Your goal
Copy every record below exactly.

# Start of Material for this exercise

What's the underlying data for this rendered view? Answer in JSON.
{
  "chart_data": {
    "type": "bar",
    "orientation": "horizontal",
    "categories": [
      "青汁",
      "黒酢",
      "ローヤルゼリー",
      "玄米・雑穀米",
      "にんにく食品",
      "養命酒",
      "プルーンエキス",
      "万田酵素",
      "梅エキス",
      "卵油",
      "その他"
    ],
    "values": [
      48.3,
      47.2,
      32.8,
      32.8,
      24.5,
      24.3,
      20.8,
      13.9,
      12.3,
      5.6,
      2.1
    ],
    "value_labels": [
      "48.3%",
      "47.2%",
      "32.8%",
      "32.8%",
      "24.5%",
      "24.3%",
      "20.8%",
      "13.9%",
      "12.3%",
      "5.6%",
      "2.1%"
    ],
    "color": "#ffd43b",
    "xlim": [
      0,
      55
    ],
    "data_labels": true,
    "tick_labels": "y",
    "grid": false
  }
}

# End of Material for this exercise

Task response
What's the underlying data for this rendered view? Answer in JSON.
{
  "chart_data": {
    "type": "bar",
    "orientation": "horizontal",
    "categories": [
      "青汁",
      "黒酢",
      "ローヤルゼリー",
      "玄米・雑穀米",
      "にんにく食品",
      "養命酒",
      "プルーンエキス",
      "万田酵素",
      "梅エキス",
      "卵油",
      "その他"
    ],
    "values": [
      48.3,
      47.2,
      32.8,
      32.8,
      24.5,
      24.3,
      20.8,
      13.9,
      12.3,
      5.6,
      2.1
    ],
    "value_labels": [
      "48.3%",
      "47.2%",
      "32.8%",
      "32.8%",
      "24.5%",
      "24.3%",
      "20.8%",
      "13.9%",
      "12.3%",
      "5.6%",
      "2.1%"
    ],
    "color": "#ffd43b",
    "xlim": [
      0,
      55
    ],
    "data_labels": true,
    "tick_labels": "y",
    "grid": false
  }
}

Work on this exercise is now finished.